▶ **Material for this exercise**:
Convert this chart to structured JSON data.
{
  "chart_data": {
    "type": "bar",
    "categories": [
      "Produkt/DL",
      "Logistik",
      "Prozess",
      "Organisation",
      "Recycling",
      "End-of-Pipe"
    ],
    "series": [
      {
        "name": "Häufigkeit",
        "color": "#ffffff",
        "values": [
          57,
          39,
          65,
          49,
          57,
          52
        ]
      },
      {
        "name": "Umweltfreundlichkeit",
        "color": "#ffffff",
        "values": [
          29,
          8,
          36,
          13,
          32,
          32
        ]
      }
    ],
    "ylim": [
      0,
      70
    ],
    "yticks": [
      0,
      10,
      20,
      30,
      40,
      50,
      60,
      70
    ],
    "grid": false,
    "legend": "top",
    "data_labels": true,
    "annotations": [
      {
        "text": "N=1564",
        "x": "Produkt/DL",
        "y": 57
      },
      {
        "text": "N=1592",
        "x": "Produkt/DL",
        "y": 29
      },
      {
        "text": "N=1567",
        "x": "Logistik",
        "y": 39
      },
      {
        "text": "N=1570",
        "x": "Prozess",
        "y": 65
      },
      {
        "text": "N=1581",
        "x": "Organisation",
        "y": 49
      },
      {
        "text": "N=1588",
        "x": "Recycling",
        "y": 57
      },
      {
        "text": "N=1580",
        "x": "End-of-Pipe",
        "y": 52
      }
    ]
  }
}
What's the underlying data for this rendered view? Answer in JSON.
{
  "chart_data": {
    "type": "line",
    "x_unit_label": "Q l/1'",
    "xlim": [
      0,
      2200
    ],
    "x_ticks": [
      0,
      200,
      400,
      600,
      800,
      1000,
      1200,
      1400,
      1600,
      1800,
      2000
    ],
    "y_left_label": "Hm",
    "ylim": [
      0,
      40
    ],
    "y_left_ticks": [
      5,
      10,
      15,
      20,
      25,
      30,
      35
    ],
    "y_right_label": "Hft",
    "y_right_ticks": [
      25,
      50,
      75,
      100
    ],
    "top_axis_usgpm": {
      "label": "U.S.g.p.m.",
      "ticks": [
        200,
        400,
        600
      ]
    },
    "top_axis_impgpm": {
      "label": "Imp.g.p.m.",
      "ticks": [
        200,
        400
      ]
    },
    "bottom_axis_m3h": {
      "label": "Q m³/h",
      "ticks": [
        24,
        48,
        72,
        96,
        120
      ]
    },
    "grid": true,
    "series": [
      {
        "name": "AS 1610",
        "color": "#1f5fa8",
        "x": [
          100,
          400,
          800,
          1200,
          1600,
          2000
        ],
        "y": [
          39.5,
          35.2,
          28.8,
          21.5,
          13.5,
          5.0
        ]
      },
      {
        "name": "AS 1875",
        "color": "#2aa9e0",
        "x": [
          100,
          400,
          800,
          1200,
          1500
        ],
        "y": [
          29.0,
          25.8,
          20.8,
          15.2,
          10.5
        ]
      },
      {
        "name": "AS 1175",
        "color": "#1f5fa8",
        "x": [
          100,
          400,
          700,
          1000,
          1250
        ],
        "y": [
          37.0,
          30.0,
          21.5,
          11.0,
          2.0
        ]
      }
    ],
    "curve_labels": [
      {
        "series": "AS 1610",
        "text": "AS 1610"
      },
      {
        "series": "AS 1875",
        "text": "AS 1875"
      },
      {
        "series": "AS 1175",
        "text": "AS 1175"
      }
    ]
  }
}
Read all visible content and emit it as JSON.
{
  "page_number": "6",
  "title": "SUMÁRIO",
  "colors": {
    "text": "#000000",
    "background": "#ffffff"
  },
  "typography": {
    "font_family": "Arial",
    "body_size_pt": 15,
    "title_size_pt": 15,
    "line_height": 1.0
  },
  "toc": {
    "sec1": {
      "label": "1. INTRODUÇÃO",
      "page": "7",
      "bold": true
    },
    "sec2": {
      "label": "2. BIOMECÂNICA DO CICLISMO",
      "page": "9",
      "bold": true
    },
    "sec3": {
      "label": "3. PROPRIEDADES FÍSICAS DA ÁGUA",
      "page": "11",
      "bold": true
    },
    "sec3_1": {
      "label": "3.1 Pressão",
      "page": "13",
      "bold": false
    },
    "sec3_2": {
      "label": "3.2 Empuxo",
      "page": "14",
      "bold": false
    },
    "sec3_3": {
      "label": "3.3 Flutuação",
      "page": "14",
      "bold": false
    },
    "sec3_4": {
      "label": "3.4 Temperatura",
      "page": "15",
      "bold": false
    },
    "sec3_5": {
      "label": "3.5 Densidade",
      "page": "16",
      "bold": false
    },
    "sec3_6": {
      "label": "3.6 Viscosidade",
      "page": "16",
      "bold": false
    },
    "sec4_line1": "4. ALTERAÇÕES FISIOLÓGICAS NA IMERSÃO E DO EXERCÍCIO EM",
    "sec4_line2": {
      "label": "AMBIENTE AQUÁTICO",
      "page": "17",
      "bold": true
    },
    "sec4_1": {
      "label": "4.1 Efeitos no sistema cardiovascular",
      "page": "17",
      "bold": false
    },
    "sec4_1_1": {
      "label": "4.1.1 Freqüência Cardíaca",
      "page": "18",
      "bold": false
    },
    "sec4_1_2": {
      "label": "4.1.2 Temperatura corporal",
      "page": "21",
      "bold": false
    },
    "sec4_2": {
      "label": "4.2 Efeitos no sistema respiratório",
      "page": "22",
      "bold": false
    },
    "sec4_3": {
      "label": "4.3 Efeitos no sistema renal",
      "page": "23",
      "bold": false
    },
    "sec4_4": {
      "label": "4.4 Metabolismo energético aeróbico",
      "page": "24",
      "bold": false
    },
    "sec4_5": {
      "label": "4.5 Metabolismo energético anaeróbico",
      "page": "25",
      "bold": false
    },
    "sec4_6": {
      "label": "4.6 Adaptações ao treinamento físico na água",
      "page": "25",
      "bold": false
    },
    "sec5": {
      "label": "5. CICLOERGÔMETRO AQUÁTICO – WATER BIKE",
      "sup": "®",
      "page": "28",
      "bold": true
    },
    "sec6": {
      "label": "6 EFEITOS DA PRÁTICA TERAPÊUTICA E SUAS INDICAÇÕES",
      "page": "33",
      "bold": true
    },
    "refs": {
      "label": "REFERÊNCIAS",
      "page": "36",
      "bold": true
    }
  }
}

▶ **Work to be completed**:
Set down all of the records shown above once more, exactly.

▶ **Full output**:
Convert this chart to structured JSON data.
{
  "chart_data": {
    "type": "bar",
    "categories": [
      "Produkt/DL",
      "Logistik",
      "Prozess",
      "Organisation",
      "Recycling",
      "End-of-Pipe"
    ],
    "series": [
      {
        "name": "Häufigkeit",
        "color": "#ffffff",
        "values": [
          57,
          39,
          65,
          49,
          57,
          52
        ]
      },
      {
        "name": "Umweltfreundlichkeit",
        "color": "#ffffff",
        "values": [
          29,
          8,
          36,
          13,
          32,
          32
        ]
      }
    ],
    "ylim": [
      0,
      70
    ],
    "yticks": [
      0,
      10,
      20,
      30,
      40,
      50,
      60,
      70
    ],
    "grid": false,
    "legend": "top",
    "data_labels": true,
    "annotations": [
      {
        "text": "N=1564",
        "x": "Produkt/DL",
        "y": 57
      },
      {
        "text": "N=1592",
        "x": "Produkt/DL",
        "y": 29
      },
      {
        "text": "N=1567",
        "x": "Logistik",
        "y": 39
      },
      {
        "text": "N=1570",
        "x": "Prozess",
        "y": 65
      },
      {
        "text": "N=1581",
        "x": "Organisation",
        "y": 49
      },
      {
        "text": "N=1588",
        "x": "Recycling",
        "y": 57
      },
      {
        "text": "N=1580",
        "x": "End-of-Pipe",
        "y": 52
      }
    ]
  }
}
What's the underlying data for this rendered view? Answer in JSON.
{
  "chart_data": {
    "type": "line",
    "x_unit_label": "Q l/1'",
    "xlim": [
      0,
      2200
    ],
    "x_ticks": [
      0,
      200,
      400,
      600,
      800,
      1000,
      1200,
      1400,
      1600,
      1800,
      2000
    ],
    "y_left_label": "Hm",
    "ylim": [
      0,
      40
    ],
    "y_left_ticks": [
      5,
      10,
      15,
      20,
      25,
      30,
      35
    ],
    "y_right_label": "Hft",
    "y_right_ticks": [
      25,
      50,
      75,
      100
    ],
    "top_axis_usgpm": {
      "label": "U.S.g.p.m.",
      "ticks": [
        200,
        400,
        600
      ]
    },
    "top_axis_impgpm": {
      "label": "Imp.g.p.m.",
      "ticks": [
        200,
        400
      ]
    },
    "bottom_axis_m3h": {
      "label": "Q m³/h",
      "ticks": [
        24,
        48,
        72,
        96,
        120
      ]
    },
    "grid": true,
    "series": [
      {
        "name": "AS 1610",
        "color": "#1f5fa8",
        "x": [
          100,
          400,
          800,
          1200,
          1600,
          2000
        ],
        "y": [
          39.5,
          35.2,
          28.8,
          21.5,
          13.5,
          5.0
        ]
      },
      {
        "name": "AS 1875",
        "color": "#2aa9e0",
        "x": [
          100,
          400,
          800,
          1200,
          1500
        ],
        "y": [
          29.0,
          25.8,
          20.8,
          15.2,
          10.5
        ]
      },
      {
        "name": "AS 1175",
        "color": "#1f5fa8",
        "x": [
          100,
          400,
          700,
          1000,
          1250
        ],
        "y": [
          37.0,
          30.0,
          21.5,
          11.0,
          2.0
        ]
      }
    ],
    "curve_labels": [
      {
        "series": "AS 1610",
        "text": "AS 1610"
      },
      {
        "series": "AS 1875",
        "text": "AS 1875"
      },
      {
        "series": "AS 1175",
        "text": "AS 1175"
      }
    ]
  }
}
Read all visible content and emit it as JSON.
{
  "page_number": "6",
  "title": "SUMÁRIO",
  "colors": {
    "text": "#000000",
    "background": "#ffffff"
  },
  "typography": {
    "font_family": "Arial",
    "body_size_pt": 15,
    "title_size_pt": 15,
    "line_height": 1.0
  },
  "toc": {
    "sec1": {
      "label": "1. INTRODUÇÃO",
      "page": "7",
      "bold": true
    },
    "sec2": {
      "label": "2. BIOMECÂNICA DO CICLISMO",
      "page": "9",
      "bold": true
    },
    "sec3": {
      "label": "3. PROPRIEDADES FÍSICAS DA ÁGUA",
      "page": "11",
      "bold": true
    },
    "sec3_1": {
      "label": "3.1 Pressão",
      "page": "13",
      "bold": false
    },
    "sec3_2": {
      "label": "3.2 Empuxo",
      "page": "14",
      "bold": false
    },
    "sec3_3": {
      "label": "3.3 Flutuação",
      "page": "14",
      "bold": false
    },
    "sec3_4": {
      "label": "3.4 Temperatura",
      "page": "15",
      "bold": false
    },
    "sec3_5": {
      "label": "3.5 Densidade",
      "page": "16",
      "bold": false
    },
    "sec3_6": {
      "label": "3.6 Viscosidade",
      "page": "16",
      "bold": false
    },
    "sec4_line1": "4. ALTERAÇÕES FISIOLÓGICAS NA IMERSÃO E DO EXERCÍCIO EM",
    "sec4_line2": {
      "label": "AMBIENTE AQUÁTICO",
      "page": "17",
      "bold": true
    },
    "sec4_1": {
      "label": "4.1 Efeitos no sistema cardiovascular",
      "page": "17",
      "bold": false
    },
    "sec4_1_1": {
      "label": "4.1.1 Freqüência Cardíaca",
      "page": "18",
      "bold": false
    },
    "sec4_1_2": {
      "label": "4.1.2 Temperatura corporal",
      "page": "21",
      "bold": false
    },
    "sec4_2": {
      "label": "4.2 Efeitos no sistema respiratório",
      "page": "22",
      "bold": false
    },
    "sec4_3": {
      "label": "4.3 Efeitos no sistema renal",
      "page": "23",
      "bold": false
    },
    "sec4_4": {
      "label": "4.4 Metabolismo energético aeróbico",
      "page": "24",
      "bold": false
    },
    "sec4_5": {
      "label": "4.5 Metabolismo energético anaeróbico",
      "page": "25",
      "bold": false
    },
    "sec4_6": {
      "label": "4.6 Adaptações ao treinamento físico na água",
      "page": "25",
      "bold": false
    },
    "sec5": {
      "label": "5. CICLOERGÔMETRO AQUÁTICO – WATER BIKE",
      "sup": "®",
      "page": "28",
      "bold": true
    },
    "sec6": {
      "label": "6 EFEITOS DA PRÁTICA TERAPÊUTICA E SUAS INDICAÇÕES",
      "page": "33",
      "bold": true
    },
    "refs": {
      "label": "REFERÊNCIAS",
      "page": "36",
      "bold": true
    }
  }
}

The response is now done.